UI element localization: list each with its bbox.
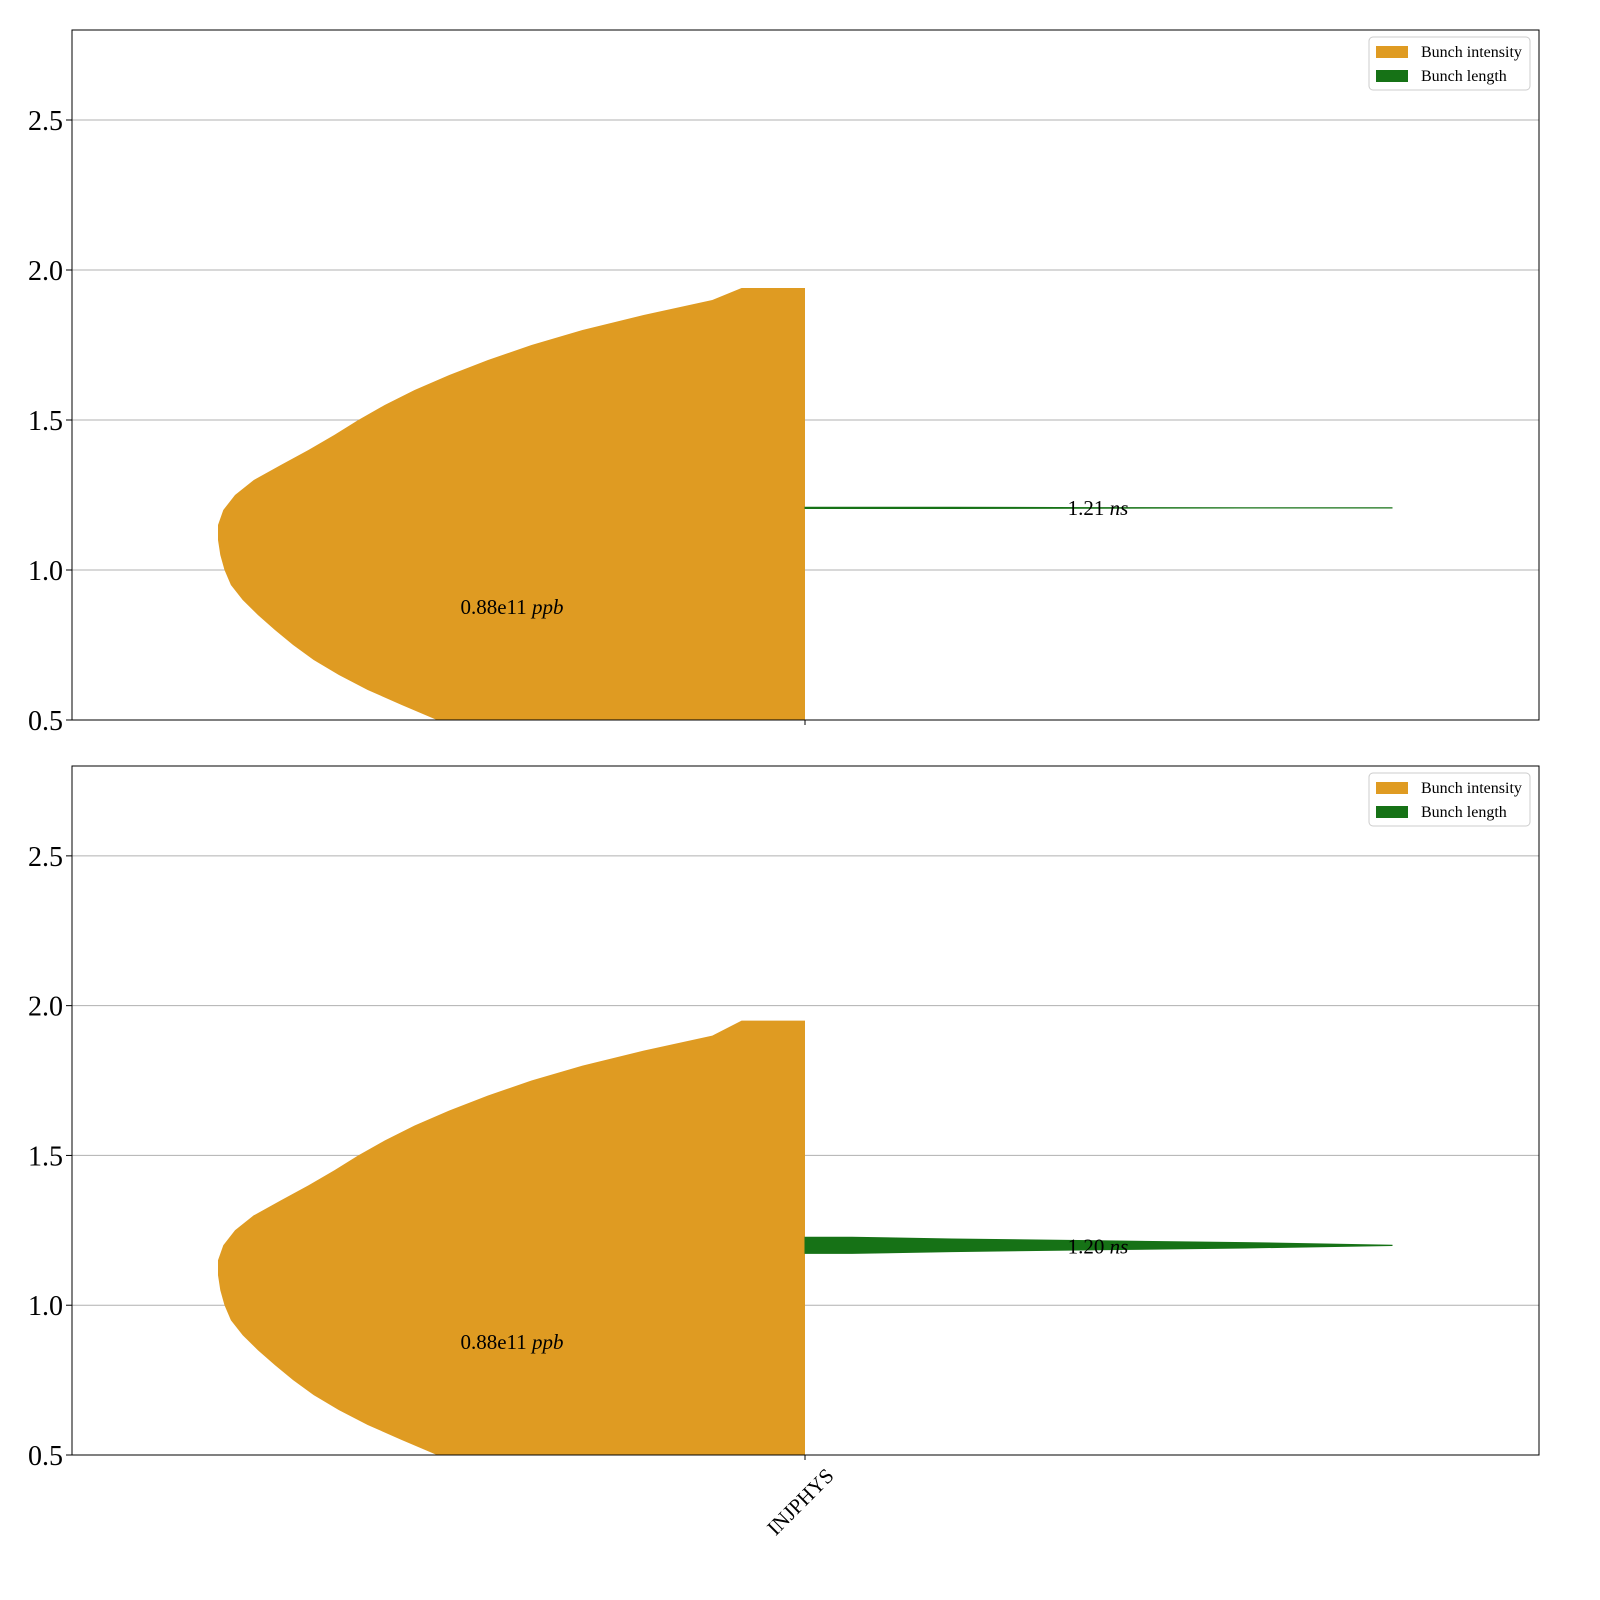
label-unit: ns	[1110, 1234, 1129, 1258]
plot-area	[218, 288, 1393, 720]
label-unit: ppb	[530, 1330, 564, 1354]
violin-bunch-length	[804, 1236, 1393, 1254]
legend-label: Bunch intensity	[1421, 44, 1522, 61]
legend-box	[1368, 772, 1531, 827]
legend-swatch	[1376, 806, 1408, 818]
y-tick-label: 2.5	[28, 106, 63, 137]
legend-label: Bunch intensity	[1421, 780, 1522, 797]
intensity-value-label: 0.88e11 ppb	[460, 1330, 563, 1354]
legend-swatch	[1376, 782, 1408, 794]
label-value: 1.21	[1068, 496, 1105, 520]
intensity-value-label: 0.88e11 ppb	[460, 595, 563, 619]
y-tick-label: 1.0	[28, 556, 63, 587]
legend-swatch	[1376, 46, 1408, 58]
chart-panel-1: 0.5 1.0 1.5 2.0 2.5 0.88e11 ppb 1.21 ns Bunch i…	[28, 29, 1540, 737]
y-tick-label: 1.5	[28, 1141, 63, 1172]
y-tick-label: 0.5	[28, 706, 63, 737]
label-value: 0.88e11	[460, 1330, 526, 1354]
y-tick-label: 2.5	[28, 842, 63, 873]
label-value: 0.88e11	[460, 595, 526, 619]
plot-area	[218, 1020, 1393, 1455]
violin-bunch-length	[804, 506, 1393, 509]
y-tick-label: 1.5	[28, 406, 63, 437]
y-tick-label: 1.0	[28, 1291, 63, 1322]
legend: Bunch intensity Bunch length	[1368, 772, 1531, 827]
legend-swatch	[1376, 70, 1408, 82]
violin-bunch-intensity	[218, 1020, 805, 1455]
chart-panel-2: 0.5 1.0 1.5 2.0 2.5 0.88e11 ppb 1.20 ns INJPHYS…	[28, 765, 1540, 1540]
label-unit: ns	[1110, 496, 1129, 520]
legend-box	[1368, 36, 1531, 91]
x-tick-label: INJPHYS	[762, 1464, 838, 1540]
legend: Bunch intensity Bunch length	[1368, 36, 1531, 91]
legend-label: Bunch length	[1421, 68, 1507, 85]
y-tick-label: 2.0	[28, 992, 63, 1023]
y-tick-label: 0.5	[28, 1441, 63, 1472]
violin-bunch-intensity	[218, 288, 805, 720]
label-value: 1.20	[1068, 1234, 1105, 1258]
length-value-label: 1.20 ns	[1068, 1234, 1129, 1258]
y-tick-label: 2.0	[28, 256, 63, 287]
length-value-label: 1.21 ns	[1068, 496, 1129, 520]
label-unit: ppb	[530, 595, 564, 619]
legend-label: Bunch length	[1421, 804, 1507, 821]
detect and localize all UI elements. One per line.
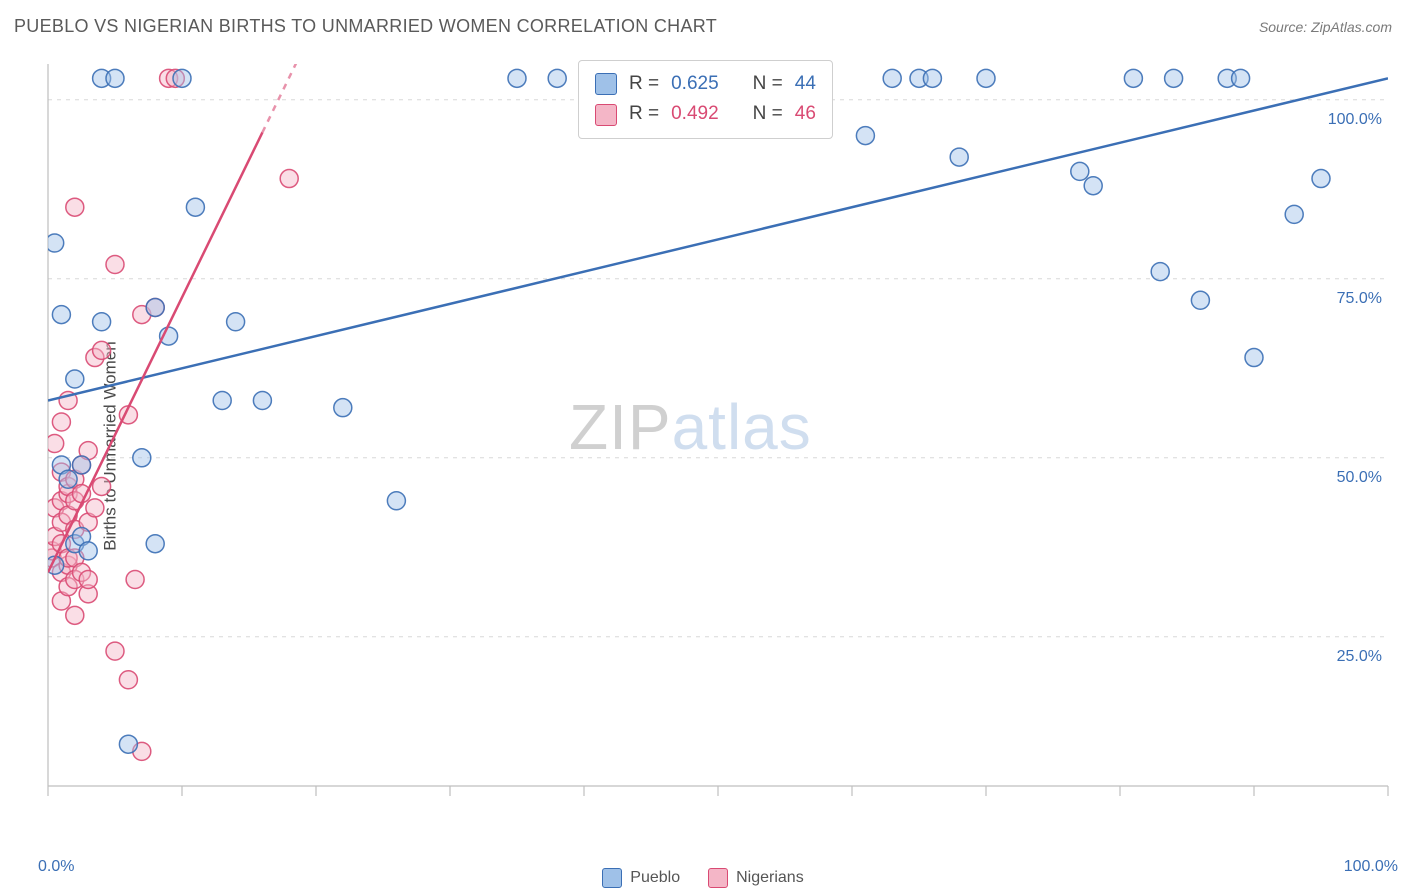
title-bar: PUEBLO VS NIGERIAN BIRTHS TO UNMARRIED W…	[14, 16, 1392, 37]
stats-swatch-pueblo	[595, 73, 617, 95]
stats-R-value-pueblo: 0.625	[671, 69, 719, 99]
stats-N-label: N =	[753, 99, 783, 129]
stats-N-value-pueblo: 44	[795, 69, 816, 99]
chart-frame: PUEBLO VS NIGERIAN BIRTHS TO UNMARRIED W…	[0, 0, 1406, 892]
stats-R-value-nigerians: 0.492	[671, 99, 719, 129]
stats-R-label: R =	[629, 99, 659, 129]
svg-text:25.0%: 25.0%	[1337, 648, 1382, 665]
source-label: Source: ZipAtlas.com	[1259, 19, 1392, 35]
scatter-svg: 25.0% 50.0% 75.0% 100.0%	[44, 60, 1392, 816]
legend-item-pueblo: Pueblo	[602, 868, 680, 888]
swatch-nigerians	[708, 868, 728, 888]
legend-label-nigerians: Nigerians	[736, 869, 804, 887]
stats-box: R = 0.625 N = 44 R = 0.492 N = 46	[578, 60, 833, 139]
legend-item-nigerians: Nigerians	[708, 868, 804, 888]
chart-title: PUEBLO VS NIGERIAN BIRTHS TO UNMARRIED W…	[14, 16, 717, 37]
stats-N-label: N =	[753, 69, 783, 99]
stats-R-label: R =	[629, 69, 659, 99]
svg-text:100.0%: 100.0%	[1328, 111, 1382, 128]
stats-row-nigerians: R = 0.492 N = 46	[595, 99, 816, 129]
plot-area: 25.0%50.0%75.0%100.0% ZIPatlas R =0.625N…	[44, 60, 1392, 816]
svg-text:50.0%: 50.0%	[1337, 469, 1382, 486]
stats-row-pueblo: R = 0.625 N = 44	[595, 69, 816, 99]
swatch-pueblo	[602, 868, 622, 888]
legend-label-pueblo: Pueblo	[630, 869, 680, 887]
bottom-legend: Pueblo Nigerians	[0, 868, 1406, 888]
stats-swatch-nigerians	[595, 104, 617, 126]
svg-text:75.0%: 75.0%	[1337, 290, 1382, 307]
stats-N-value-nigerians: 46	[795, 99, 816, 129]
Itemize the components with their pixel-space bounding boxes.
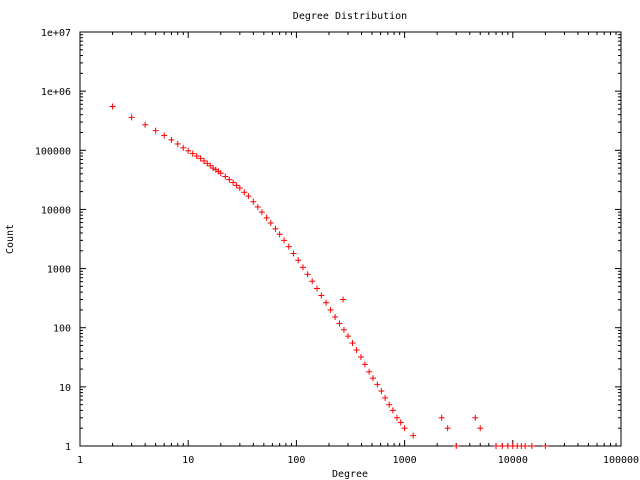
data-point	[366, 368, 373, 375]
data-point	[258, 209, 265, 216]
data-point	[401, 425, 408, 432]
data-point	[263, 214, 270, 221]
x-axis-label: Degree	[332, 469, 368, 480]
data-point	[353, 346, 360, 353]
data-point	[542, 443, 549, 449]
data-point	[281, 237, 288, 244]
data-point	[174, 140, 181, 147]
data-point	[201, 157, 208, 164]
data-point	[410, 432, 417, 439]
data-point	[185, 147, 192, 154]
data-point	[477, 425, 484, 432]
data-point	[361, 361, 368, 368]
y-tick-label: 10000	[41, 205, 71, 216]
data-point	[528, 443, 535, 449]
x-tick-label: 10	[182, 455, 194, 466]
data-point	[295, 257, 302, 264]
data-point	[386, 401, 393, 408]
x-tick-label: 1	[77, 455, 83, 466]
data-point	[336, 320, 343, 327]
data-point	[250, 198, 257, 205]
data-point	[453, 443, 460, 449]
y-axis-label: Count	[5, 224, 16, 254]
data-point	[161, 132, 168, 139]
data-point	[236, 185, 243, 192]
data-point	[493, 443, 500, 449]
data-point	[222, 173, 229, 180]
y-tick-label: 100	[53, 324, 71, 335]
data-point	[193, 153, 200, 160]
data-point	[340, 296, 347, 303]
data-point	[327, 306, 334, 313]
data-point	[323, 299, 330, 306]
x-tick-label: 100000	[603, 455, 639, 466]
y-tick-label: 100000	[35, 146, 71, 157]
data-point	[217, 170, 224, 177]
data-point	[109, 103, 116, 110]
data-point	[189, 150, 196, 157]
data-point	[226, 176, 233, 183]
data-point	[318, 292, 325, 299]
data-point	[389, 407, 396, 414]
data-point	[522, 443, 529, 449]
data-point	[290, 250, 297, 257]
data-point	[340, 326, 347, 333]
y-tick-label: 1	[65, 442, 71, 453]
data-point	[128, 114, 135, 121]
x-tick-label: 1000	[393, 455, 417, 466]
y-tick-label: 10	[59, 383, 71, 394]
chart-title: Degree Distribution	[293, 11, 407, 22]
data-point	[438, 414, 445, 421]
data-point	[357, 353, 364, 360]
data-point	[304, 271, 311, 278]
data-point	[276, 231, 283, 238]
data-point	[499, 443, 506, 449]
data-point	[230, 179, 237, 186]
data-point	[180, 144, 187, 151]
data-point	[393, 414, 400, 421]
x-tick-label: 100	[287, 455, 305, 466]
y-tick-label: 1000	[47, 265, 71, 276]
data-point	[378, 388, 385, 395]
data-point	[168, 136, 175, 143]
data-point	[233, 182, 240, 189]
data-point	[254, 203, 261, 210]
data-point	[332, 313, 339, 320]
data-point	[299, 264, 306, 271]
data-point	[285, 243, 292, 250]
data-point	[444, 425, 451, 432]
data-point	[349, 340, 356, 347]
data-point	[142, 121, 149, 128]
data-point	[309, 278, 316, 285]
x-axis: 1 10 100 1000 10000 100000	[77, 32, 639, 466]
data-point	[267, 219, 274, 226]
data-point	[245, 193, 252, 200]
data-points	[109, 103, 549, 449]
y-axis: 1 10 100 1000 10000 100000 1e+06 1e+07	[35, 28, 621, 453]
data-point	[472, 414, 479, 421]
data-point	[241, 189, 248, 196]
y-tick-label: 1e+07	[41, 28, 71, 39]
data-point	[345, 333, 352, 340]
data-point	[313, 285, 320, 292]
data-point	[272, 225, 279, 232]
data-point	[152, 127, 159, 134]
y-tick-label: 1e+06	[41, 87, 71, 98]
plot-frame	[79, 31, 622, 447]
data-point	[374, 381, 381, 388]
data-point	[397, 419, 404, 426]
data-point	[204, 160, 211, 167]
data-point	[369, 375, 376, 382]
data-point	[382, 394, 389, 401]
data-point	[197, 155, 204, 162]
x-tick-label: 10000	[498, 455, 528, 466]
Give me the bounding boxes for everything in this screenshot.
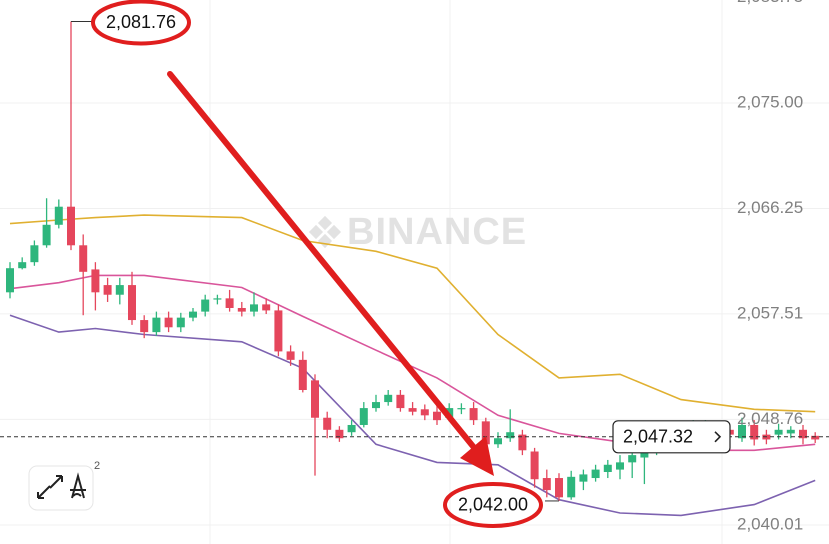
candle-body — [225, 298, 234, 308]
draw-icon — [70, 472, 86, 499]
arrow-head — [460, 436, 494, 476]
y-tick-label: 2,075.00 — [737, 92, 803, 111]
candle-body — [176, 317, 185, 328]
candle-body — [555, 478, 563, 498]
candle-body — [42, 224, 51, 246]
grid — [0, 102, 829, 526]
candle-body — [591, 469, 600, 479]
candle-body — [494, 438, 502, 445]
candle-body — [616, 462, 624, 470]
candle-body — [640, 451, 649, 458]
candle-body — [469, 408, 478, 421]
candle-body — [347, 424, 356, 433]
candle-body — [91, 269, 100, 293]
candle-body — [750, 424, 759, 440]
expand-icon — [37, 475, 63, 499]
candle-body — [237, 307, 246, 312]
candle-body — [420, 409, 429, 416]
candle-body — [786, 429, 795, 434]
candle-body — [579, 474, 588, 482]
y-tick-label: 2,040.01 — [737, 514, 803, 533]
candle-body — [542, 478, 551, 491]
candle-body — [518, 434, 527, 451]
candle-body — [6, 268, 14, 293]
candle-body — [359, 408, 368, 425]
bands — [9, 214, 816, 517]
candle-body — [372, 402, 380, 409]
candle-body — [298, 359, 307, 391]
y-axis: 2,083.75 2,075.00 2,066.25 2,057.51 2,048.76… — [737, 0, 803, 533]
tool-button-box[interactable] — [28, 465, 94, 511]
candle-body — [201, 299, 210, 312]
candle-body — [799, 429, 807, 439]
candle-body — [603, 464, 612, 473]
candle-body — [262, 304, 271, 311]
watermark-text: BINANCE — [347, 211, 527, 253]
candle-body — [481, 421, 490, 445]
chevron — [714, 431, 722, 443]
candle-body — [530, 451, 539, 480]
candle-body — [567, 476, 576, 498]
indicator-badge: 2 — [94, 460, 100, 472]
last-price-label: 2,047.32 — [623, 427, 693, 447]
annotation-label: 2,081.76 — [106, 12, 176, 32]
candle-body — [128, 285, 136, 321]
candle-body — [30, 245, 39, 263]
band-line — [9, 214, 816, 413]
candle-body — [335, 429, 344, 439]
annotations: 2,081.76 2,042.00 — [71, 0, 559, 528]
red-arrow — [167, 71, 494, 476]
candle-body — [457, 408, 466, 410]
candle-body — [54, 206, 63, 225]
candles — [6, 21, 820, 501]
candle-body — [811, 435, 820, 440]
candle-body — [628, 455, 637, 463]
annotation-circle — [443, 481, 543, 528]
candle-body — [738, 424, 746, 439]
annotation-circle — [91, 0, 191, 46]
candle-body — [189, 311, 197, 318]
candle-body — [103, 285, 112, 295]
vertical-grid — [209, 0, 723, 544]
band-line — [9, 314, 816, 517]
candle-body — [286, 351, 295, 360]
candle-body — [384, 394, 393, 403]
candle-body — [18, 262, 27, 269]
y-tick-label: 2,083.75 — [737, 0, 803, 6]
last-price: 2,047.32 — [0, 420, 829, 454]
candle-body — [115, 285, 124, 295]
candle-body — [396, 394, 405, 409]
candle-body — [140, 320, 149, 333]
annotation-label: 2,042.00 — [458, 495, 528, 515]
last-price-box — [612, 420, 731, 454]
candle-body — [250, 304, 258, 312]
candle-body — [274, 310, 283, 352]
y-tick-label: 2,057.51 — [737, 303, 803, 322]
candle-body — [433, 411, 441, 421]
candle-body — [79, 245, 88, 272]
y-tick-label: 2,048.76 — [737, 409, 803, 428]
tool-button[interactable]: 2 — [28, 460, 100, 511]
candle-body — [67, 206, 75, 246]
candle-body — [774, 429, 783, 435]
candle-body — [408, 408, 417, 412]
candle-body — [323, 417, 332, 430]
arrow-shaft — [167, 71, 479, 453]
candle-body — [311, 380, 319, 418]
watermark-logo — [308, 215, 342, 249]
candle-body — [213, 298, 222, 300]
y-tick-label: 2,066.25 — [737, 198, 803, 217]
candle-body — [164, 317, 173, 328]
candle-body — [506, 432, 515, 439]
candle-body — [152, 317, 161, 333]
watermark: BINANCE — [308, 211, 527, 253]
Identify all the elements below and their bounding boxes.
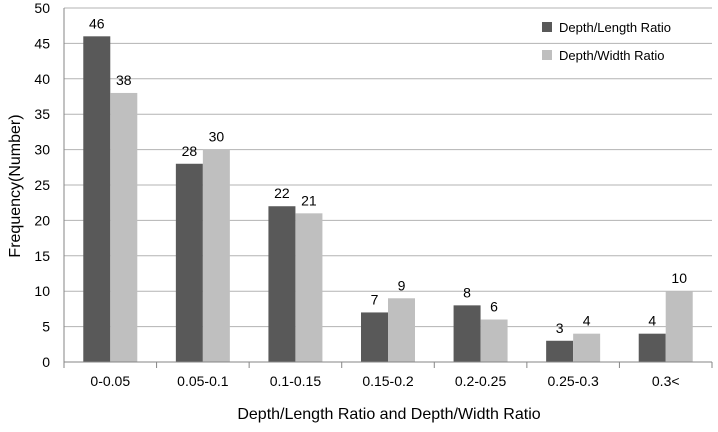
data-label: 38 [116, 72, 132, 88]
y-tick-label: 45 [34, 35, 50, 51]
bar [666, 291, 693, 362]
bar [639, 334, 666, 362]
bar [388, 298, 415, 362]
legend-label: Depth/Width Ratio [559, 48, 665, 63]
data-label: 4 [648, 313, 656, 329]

□ □ □ □ □ □ □

Recast the lines above as a Markdown table with the columns "No." and "Entry", starting at the line that contains "368, 373, 375]" and ending at the line that contains "292, 325, 299]". Number each line and leave out any blank ones.

_The reply_
| No. | Entry |
|---|---|
| 1 | data-point	[366, 368, 373, 375] |
| 2 | data-point	[258, 209, 265, 216] |
| 3 | data-point	[401, 425, 408, 432] |
| 4 | data-point	[263, 214, 270, 221] |
| 5 | x-axis-label: Degree	[332, 469, 368, 480] |
| 6 | data-point	[353, 346, 360, 353] |
| 7 | data-point	[542, 443, 549, 449] |
| 8 | data-point	[281, 237, 288, 244] |
| 9 | data-point	[174, 140, 181, 147] |
| 10 | data-point	[201, 157, 208, 164] |
| 11 | data-point	[410, 432, 417, 439] |
| 12 | data-point	[185, 147, 192, 154] |
| 13 | data-point	[477, 425, 484, 432] |
| 14 | data-point	[361, 361, 368, 368] |
| 15 | y-tick-label: 10000	[41, 205, 71, 216] |
| 16 | data-point	[528, 443, 535, 449] |
| 17 | x-tick-label: 10	[182, 455, 194, 466] |
| 18 | data-point	[295, 257, 302, 264] |
| 19 | data-point	[386, 401, 393, 408] |
| 20 | x-tick-label: 1	[77, 455, 83, 466] |
| 21 | data-point	[336, 320, 343, 327] |
| 22 | data-point	[250, 198, 257, 205] |
| 23 | data-point	[453, 443, 460, 449] |
| 24 | y-axis-label: Count	[5, 224, 16, 254] |
| 25 | data-point	[161, 132, 168, 139] |
| 26 | data-point	[236, 185, 243, 192] |
| 27 | data-point	[493, 443, 500, 449] |
| 28 | data-point	[222, 173, 229, 180] |
| 29 | y-tick-label: 100	[53, 324, 71, 335] |
| 30 | data-point	[193, 153, 200, 160] |
| 31 | data-point	[340, 296, 347, 303] |
| 32 | data-point	[327, 306, 334, 313] |
| 33 | data-point	[323, 299, 330, 306] |
| 34 | x-tick-label: 100000	[603, 455, 639, 466] |
| 35 | y-tick-label: 100000	[35, 146, 71, 157] |
| 36 | data-point	[217, 170, 224, 177] |
| 37 | data-point	[109, 103, 116, 110] |
| 38 | data-point	[189, 150, 196, 157] |
| 39 | data-point	[226, 176, 233, 183] |
| 40 | data-point	[318, 292, 325, 299] |